Dataset entries:
===============

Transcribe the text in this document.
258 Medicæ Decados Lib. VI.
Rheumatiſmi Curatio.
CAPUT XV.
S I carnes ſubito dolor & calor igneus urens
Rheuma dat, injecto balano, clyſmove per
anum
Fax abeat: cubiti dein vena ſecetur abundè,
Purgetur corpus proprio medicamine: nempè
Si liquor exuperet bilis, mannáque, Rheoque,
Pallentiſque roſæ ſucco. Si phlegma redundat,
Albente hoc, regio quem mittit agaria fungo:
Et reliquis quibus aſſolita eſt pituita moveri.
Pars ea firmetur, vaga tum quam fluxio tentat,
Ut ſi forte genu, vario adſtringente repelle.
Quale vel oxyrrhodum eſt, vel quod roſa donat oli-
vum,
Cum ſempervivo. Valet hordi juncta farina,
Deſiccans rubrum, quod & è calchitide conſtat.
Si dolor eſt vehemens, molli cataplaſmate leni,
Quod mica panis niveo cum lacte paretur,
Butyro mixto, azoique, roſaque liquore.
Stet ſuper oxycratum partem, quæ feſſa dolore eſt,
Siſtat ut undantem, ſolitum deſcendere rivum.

===============

TASK INSTRUCTIONS:
Output the full listing exactly as it stands.

THE OUTPUT:
Transcribe the text in this document.
258 Medicæ Decados Lib. VI.
Rheumatiſmi Curatio.
CAPUT XV.
S I carnes ſubito dolor & calor igneus urens
Rheuma dat, injecto balano, clyſmove per
anum
Fax abeat: cubiti dein vena ſecetur abundè,
Purgetur corpus proprio medicamine: nempè
Si liquor exuperet bilis, mannáque, Rheoque,
Pallentiſque roſæ ſucco. Si phlegma redundat,
Albente hoc, regio quem mittit agaria fungo:
Et reliquis quibus aſſolita eſt pituita moveri.
Pars ea firmetur, vaga tum quam fluxio tentat,
Ut ſi forte genu, vario adſtringente repelle.
Quale vel oxyrrhodum eſt, vel quod roſa donat oli-
vum,
Cum ſempervivo. Valet hordi juncta farina,
Deſiccans rubrum, quod & è calchitide conſtat.
Si dolor eſt vehemens, molli cataplaſmate leni,
Quod mica panis niveo cum lacte paretur,
Butyro mixto, azoique, roſaque liquore.
Stet ſuper oxycratum partem, quæ feſſa dolore eſt,
Siſtat ut undantem, ſolitum deſcendere rivum.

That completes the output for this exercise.